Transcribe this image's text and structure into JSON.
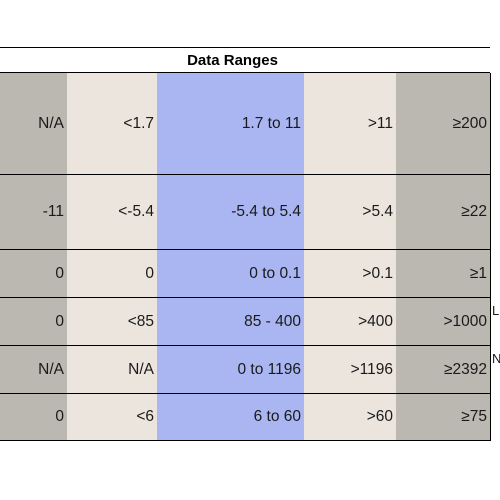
{
  "table": {
    "title": "Data Ranges",
    "rows": [
      [
        "N/A",
        "<1.7",
        "1.7 to 11",
        ">11",
        "≥200"
      ],
      [
        "-11",
        "<-5.4",
        "-5.4 to 5.4",
        ">5.4",
        "≥22"
      ],
      [
        "0",
        "0",
        "0 to 0.1",
        ">0.1",
        "≥1"
      ],
      [
        "0",
        "<85",
        "85 - 400",
        ">400",
        ">1000"
      ],
      [
        "N/A",
        "N/A",
        "0 to 1196",
        ">1196",
        "≥2392"
      ],
      [
        "0",
        "<6",
        "6  to 60",
        ">60",
        "≥75"
      ]
    ]
  },
  "side_notes": {
    "row4": "L",
    "row5": "N"
  },
  "colors": {
    "gray": "#bbb8b1",
    "beige": "#ebe5dd",
    "blue": "#a9b6f1"
  }
}
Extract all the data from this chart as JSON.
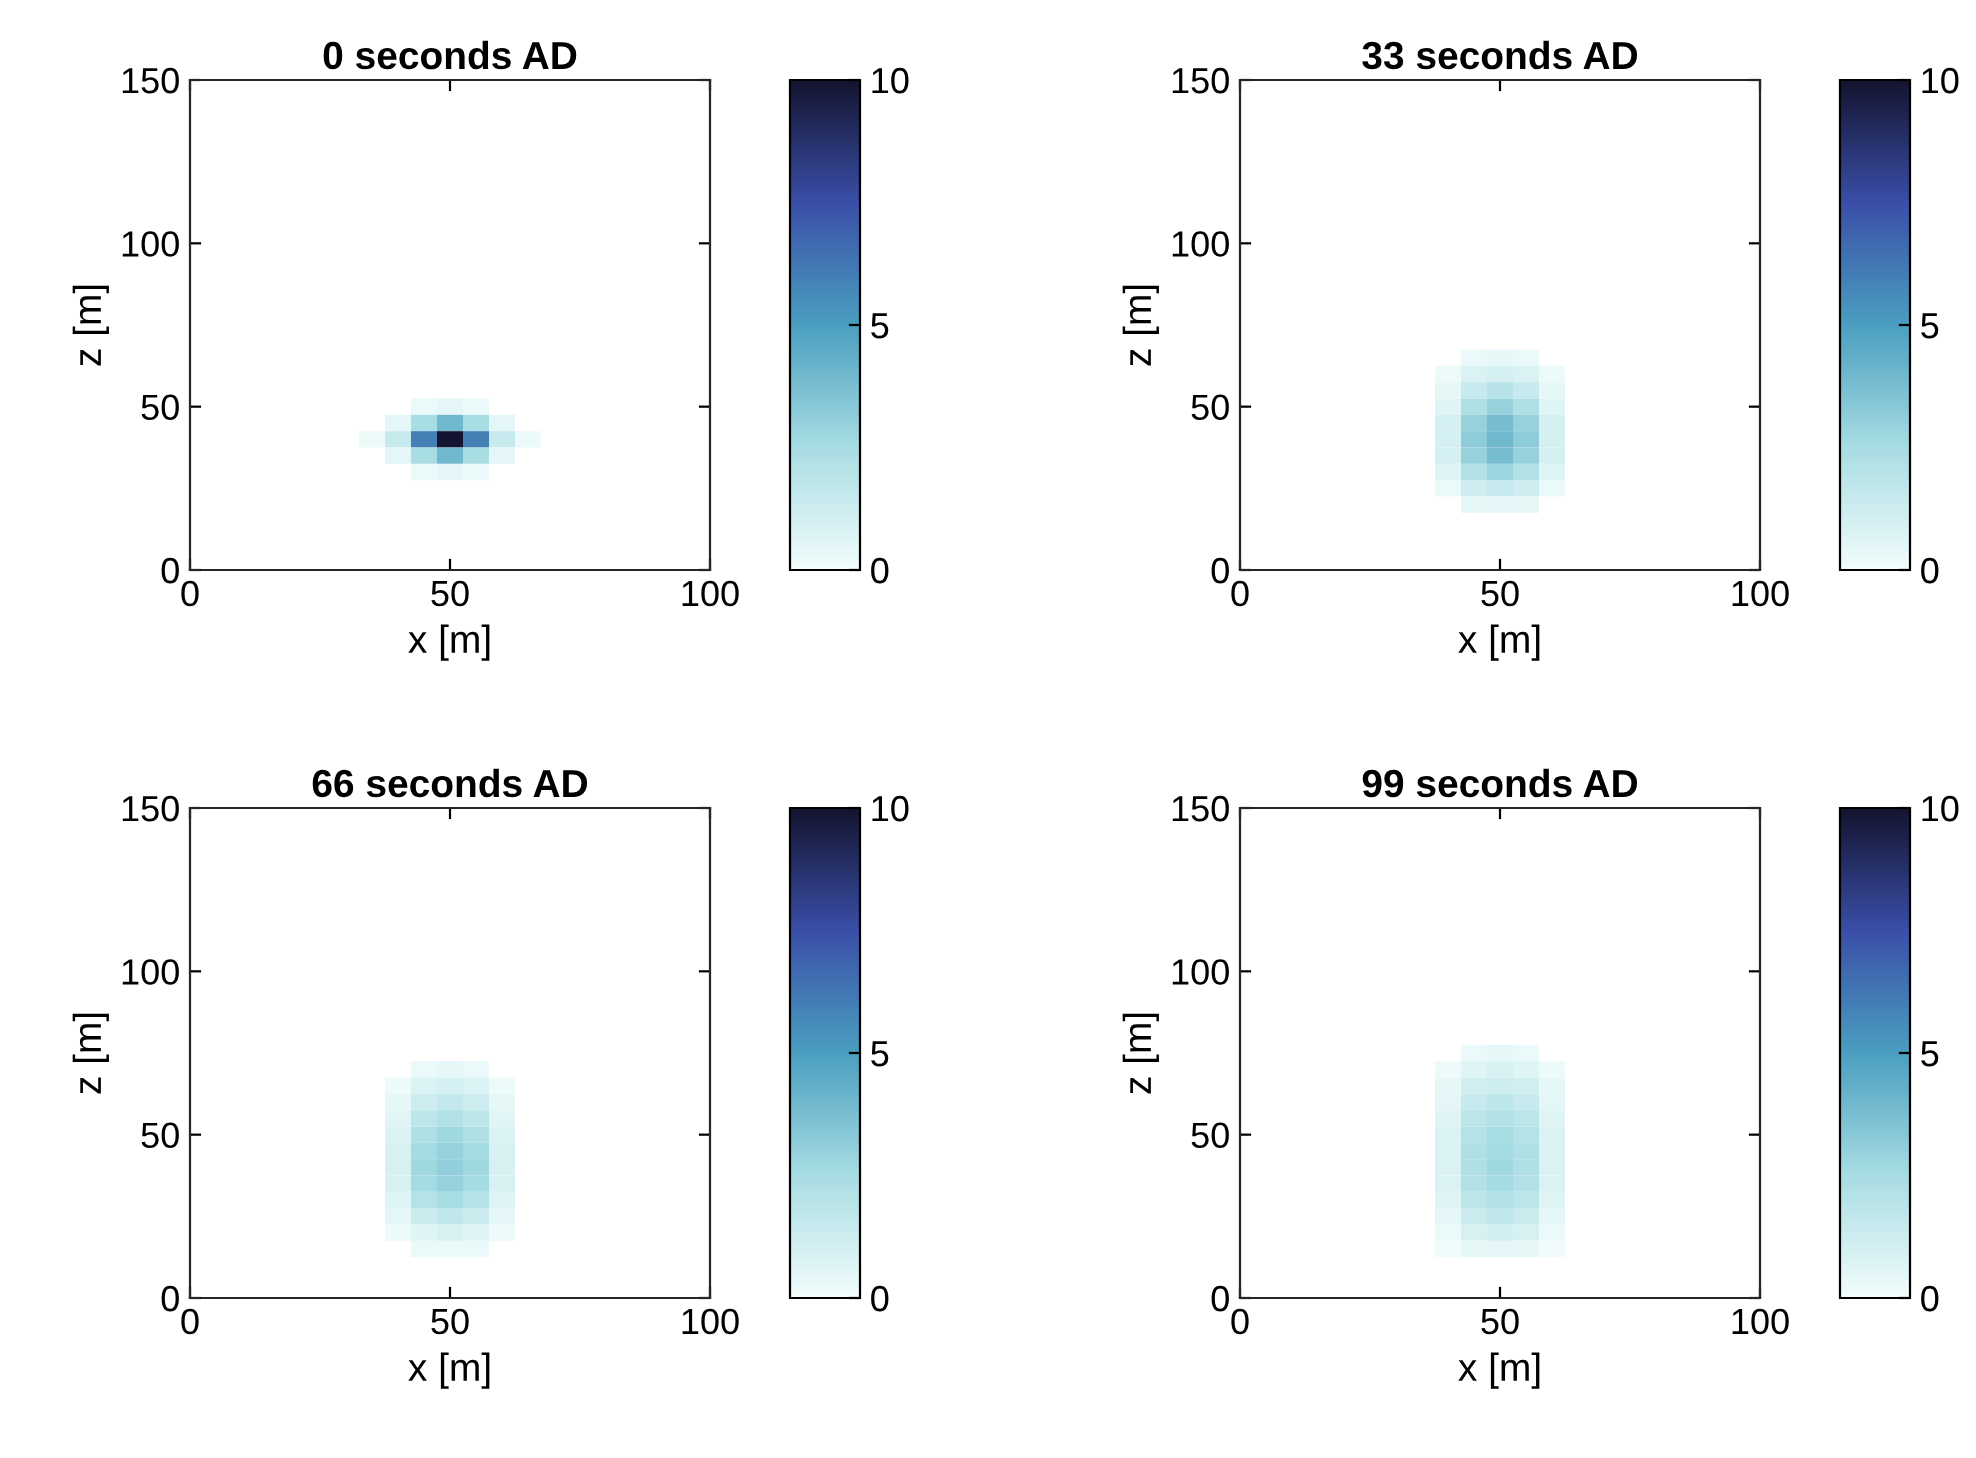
{
  "chart_data": [
    {
      "type": "heatmap",
      "title": "0 seconds AD",
      "xlabel": "x [m]",
      "ylabel": "z [m]",
      "xlim": [
        0,
        100
      ],
      "ylim": [
        0,
        150
      ],
      "xticks": [
        0,
        50,
        100
      ],
      "yticks": [
        0,
        50,
        100,
        150
      ],
      "clim": [
        0,
        10
      ],
      "cticks": [
        0,
        5,
        10
      ],
      "colors": [
        "#f2fcfc",
        "#a8dde3",
        "#4a9fc0",
        "#3a4fa8",
        "#141430"
      ],
      "x": [
        35,
        40,
        45,
        50,
        55,
        60,
        65
      ],
      "y": [
        50,
        45,
        40,
        35,
        30
      ],
      "cells": [
        [
          null,
          null,
          0.3,
          0.5,
          0.3,
          null,
          null
        ],
        [
          null,
          0.5,
          2.5,
          4,
          2.5,
          0.5,
          null
        ],
        [
          0.2,
          1.5,
          6,
          10,
          6,
          1.5,
          0.2
        ],
        [
          null,
          0.5,
          2.5,
          4,
          2.5,
          0.5,
          null
        ],
        [
          null,
          null,
          0.3,
          0.5,
          0.3,
          null,
          null
        ]
      ]
    },
    {
      "type": "heatmap",
      "title": "33 seconds AD",
      "xlabel": "x [m]",
      "ylabel": "z [m]",
      "xlim": [
        0,
        100
      ],
      "ylim": [
        0,
        150
      ],
      "xticks": [
        0,
        50,
        100
      ],
      "yticks": [
        0,
        50,
        100,
        150
      ],
      "clim": [
        0,
        10
      ],
      "cticks": [
        0,
        5,
        10
      ],
      "colors": [
        "#f2fcfc",
        "#a8dde3",
        "#4a9fc0",
        "#3a4fa8",
        "#141430"
      ],
      "x": [
        40,
        45,
        50,
        55,
        60
      ],
      "y": [
        65,
        60,
        55,
        50,
        45,
        40,
        35,
        30,
        25,
        20
      ],
      "cells": [
        [
          null,
          0.3,
          0.4,
          0.3,
          null
        ],
        [
          0.2,
          0.8,
          1,
          0.8,
          0.2
        ],
        [
          0.4,
          1.5,
          2,
          1.5,
          0.4
        ],
        [
          0.7,
          2.3,
          3,
          2.3,
          0.7
        ],
        [
          1,
          3,
          3.8,
          3,
          1
        ],
        [
          1,
          3.2,
          4,
          3.2,
          1
        ],
        [
          1,
          3,
          3.8,
          3,
          1
        ],
        [
          0.7,
          2.2,
          2.8,
          2.2,
          0.7
        ],
        [
          0.3,
          1.2,
          1.5,
          1.2,
          0.3
        ],
        [
          null,
          0.4,
          0.5,
          0.4,
          null
        ]
      ]
    },
    {
      "type": "heatmap",
      "title": "66 seconds AD",
      "xlabel": "x [m]",
      "ylabel": "z [m]",
      "xlim": [
        0,
        100
      ],
      "ylim": [
        0,
        150
      ],
      "xticks": [
        0,
        50,
        100
      ],
      "yticks": [
        0,
        50,
        100,
        150
      ],
      "clim": [
        0,
        10
      ],
      "cticks": [
        0,
        5,
        10
      ],
      "colors": [
        "#f2fcfc",
        "#a8dde3",
        "#4a9fc0",
        "#3a4fa8",
        "#141430"
      ],
      "x": [
        40,
        45,
        50,
        55,
        60
      ],
      "y": [
        70,
        65,
        60,
        55,
        50,
        45,
        40,
        35,
        30,
        25,
        20,
        15
      ],
      "cells": [
        [
          null,
          0.3,
          0.4,
          0.3,
          null
        ],
        [
          0.2,
          0.8,
          1,
          0.8,
          0.2
        ],
        [
          0.4,
          1.3,
          1.6,
          1.3,
          0.4
        ],
        [
          0.6,
          1.8,
          2.2,
          1.8,
          0.6
        ],
        [
          0.8,
          2.3,
          2.7,
          2.3,
          0.8
        ],
        [
          0.9,
          2.6,
          3,
          2.6,
          0.9
        ],
        [
          0.9,
          2.7,
          3.1,
          2.7,
          0.9
        ],
        [
          0.9,
          2.6,
          3,
          2.6,
          0.9
        ],
        [
          0.7,
          2.1,
          2.5,
          2.1,
          0.7
        ],
        [
          0.5,
          1.4,
          1.7,
          1.4,
          0.5
        ],
        [
          0.2,
          0.7,
          0.9,
          0.7,
          0.2
        ],
        [
          null,
          0.3,
          0.3,
          0.3,
          null
        ]
      ]
    },
    {
      "type": "heatmap",
      "title": "99 seconds AD",
      "xlabel": "x [m]",
      "ylabel": "z [m]",
      "xlim": [
        0,
        100
      ],
      "ylim": [
        0,
        150
      ],
      "xticks": [
        0,
        50,
        100
      ],
      "yticks": [
        0,
        50,
        100,
        150
      ],
      "clim": [
        0,
        10
      ],
      "cticks": [
        0,
        5,
        10
      ],
      "colors": [
        "#f2fcfc",
        "#a8dde3",
        "#4a9fc0",
        "#3a4fa8",
        "#141430"
      ],
      "x": [
        40,
        45,
        50,
        55,
        60
      ],
      "y": [
        75,
        70,
        65,
        60,
        55,
        50,
        45,
        40,
        35,
        30,
        25,
        20,
        15
      ],
      "cells": [
        [
          null,
          0.3,
          0.4,
          0.3,
          null
        ],
        [
          0.2,
          0.7,
          0.9,
          0.7,
          0.2
        ],
        [
          0.4,
          1.1,
          1.3,
          1.1,
          0.4
        ],
        [
          0.5,
          1.5,
          1.8,
          1.5,
          0.5
        ],
        [
          0.7,
          1.9,
          2.2,
          1.9,
          0.7
        ],
        [
          0.8,
          2.1,
          2.5,
          2.1,
          0.8
        ],
        [
          0.8,
          2.3,
          2.6,
          2.3,
          0.8
        ],
        [
          0.8,
          2.3,
          2.7,
          2.3,
          0.8
        ],
        [
          0.8,
          2.2,
          2.6,
          2.2,
          0.8
        ],
        [
          0.7,
          1.9,
          2.2,
          1.9,
          0.7
        ],
        [
          0.5,
          1.4,
          1.7,
          1.4,
          0.5
        ],
        [
          0.3,
          0.9,
          1.1,
          0.9,
          0.3
        ],
        [
          0.1,
          0.4,
          0.5,
          0.4,
          0.1
        ]
      ]
    }
  ]
}
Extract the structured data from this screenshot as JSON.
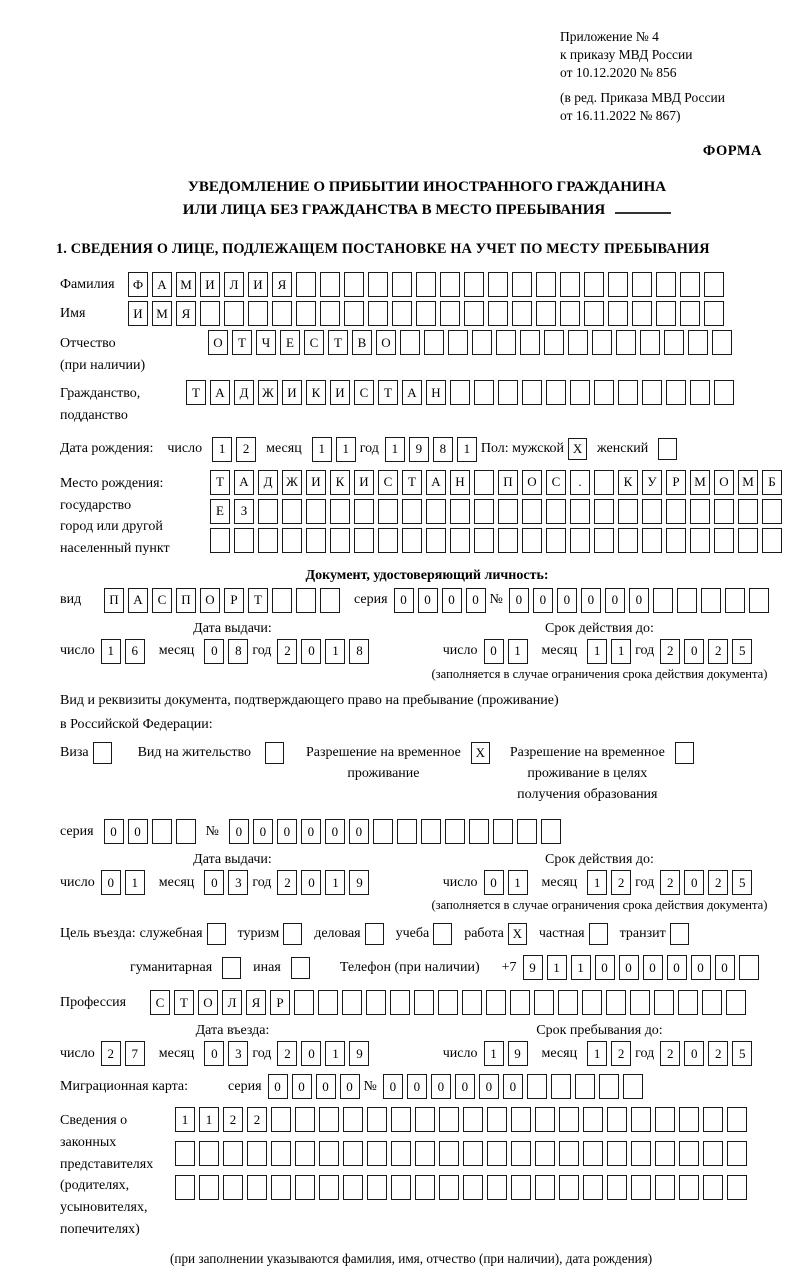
{
  "header": {
    "appendix": [
      "Приложение № 4",
      "к приказу МВД России",
      "от 10.12.2020 № 856"
    ],
    "amendment": [
      "(в ред. Приказа МВД России",
      "от 16.11.2022 № 867)"
    ],
    "form_word": "ФОРМА"
  },
  "title": {
    "line1": "УВЕДОМЛЕНИЕ О ПРИБЫТИИ ИНОСТРАННОГО ГРАЖДАНИНА",
    "line2": "ИЛИ ЛИЦА БЕЗ ГРАЖДАНСТВА В МЕСТО ПРЕБЫВАНИЯ"
  },
  "section1": {
    "heading": "1. СВЕДЕНИЯ О ЛИЦЕ, ПОДЛЕЖАЩЕМ ПОСТАНОВКЕ НА УЧЕТ ПО МЕСТУ ПРЕБЫВАНИЯ"
  },
  "labels": {
    "surname": "Фамилия",
    "name": "Имя",
    "patronymic_1": "Отчество",
    "patronymic_2": "(при наличии)",
    "citizenship_1": "Гражданство,",
    "citizenship_2": "подданство",
    "birth_date": "Дата рождения:",
    "day": "число",
    "month": "месяц",
    "year": "год",
    "sex_male": "Пол: мужской",
    "sex_female": "женский",
    "birth_place_1": "Место рождения:",
    "birth_place_2": "государство",
    "birth_place_3": "город или другой",
    "birth_place_4": "населенный пункт",
    "identity_doc_heading": "Документ, удостоверяющий личность:",
    "doc_type": "вид",
    "series": "серия",
    "number": "№",
    "issue_date": "Дата выдачи:",
    "valid_until": "Срок действия до:",
    "valid_note": "(заполняется в случае ограничения срока действия документа)",
    "residence_line1": "Вид и реквизиты документа, подтверждающего право на пребывание (проживание)",
    "residence_line2": "в Российской Федерации:",
    "entry_purpose": "Цель въезда:",
    "phone": "Телефон (при наличии)",
    "phone_prefix": "+7",
    "profession": "Профессия",
    "entry_date": "Дата въезда:",
    "stay_until": "Срок пребывания до:",
    "migration_card": "Миграционная карта:",
    "rep_1": "Сведения о",
    "rep_2": "законных",
    "rep_3": "представителях",
    "rep_4": "(родителях,",
    "rep_5": "усыновителях,",
    "rep_6": "попечителях)",
    "rep_note": "(при заполнении указываются фамилия, имя, отчество (при наличии), дата рождения)"
  },
  "fields": {
    "surname": {
      "value": "ФАМИЛИЯ",
      "count": 25
    },
    "name": {
      "value": "ИМЯ",
      "count": 25
    },
    "patronymic": {
      "value": "ОТЧЕСТВО",
      "count": 22
    },
    "citizenship": {
      "value": "ТАДЖИКИСТАН",
      "count": 23
    },
    "birth_day": {
      "value": "12",
      "count": 2
    },
    "birth_month": {
      "value": "11",
      "count": 2
    },
    "birth_year": {
      "value": "1981",
      "count": 4
    },
    "sex_male_checked": true,
    "sex_female_checked": false,
    "birth_place_row1": {
      "value": "ТАДЖИКИСТАН ПОС. КУРМОМБ",
      "count": 24
    },
    "birth_place_row2": {
      "value": "ЕЗ",
      "count": 24
    },
    "birth_place_row3": {
      "value": "",
      "count": 24
    },
    "id_type": {
      "value": "ПАСПОРТ",
      "count": 10
    },
    "id_series": {
      "value": "0000",
      "count": 4
    },
    "id_number": {
      "value": "000000",
      "count": 11
    },
    "id_issue_day": {
      "value": "16",
      "count": 2
    },
    "id_issue_month": {
      "value": "08",
      "count": 2
    },
    "id_issue_year": {
      "value": "2018",
      "count": 4
    },
    "id_valid_day": {
      "value": "01",
      "count": 2
    },
    "id_valid_month": {
      "value": "11",
      "count": 2
    },
    "id_valid_year": {
      "value": "2025",
      "count": 4
    },
    "res_series": {
      "value": "00",
      "count": 4
    },
    "res_number": {
      "value": "000000",
      "count": 14
    },
    "res_issue_day": {
      "value": "01",
      "count": 2
    },
    "res_issue_month": {
      "value": "03",
      "count": 2
    },
    "res_issue_year": {
      "value": "2019",
      "count": 4
    },
    "res_valid_day": {
      "value": "01",
      "count": 2
    },
    "res_valid_month": {
      "value": "12",
      "count": 2
    },
    "res_valid_year": {
      "value": "2025",
      "count": 4
    },
    "phone": {
      "value": "911000000",
      "count": 10
    },
    "profession": {
      "value": "СТОЛЯР",
      "count": 25
    },
    "entry_day": {
      "value": "27",
      "count": 2
    },
    "entry_month": {
      "value": "03",
      "count": 2
    },
    "entry_year": {
      "value": "2019",
      "count": 4
    },
    "stay_day": {
      "value": "19",
      "count": 2
    },
    "stay_month": {
      "value": "12",
      "count": 2
    },
    "stay_year": {
      "value": "2025",
      "count": 4
    },
    "mig_series": {
      "value": "0000",
      "count": 4
    },
    "mig_number": {
      "value": "000000",
      "count": 11
    },
    "rep_row1": {
      "value": "1122",
      "count": 24
    },
    "rep_row2": {
      "value": "",
      "count": 24
    },
    "rep_row3": {
      "value": "",
      "count": 24
    }
  },
  "residence_options": [
    {
      "lines": [
        "Виза"
      ],
      "checked": false
    },
    {
      "lines": [
        "Вид на жительство"
      ],
      "checked": false
    },
    {
      "lines": [
        "Разрешение на временное",
        "проживание"
      ],
      "checked": true
    },
    {
      "lines": [
        "Разрешение на временное",
        "проживание в целях",
        "получения образования"
      ],
      "checked": false
    }
  ],
  "purpose_row1": [
    {
      "label": "служебная",
      "checked": false
    },
    {
      "label": "туризм",
      "checked": false
    },
    {
      "label": "деловая",
      "checked": false
    },
    {
      "label": "учеба",
      "checked": false
    },
    {
      "label": "работа",
      "checked": true
    },
    {
      "label": "частная",
      "checked": false
    },
    {
      "label": "транзит",
      "checked": false
    }
  ],
  "purpose_row2": [
    {
      "label": "гуманитарная",
      "checked": false
    },
    {
      "label": "иная",
      "checked": false
    }
  ]
}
● ● ●
-- Problem description --
Working from the entries above, return all lines that contain "России".

-- Solution to this problem --
      "к приказу МВД России",
      "(в ред. Приказа МВД России",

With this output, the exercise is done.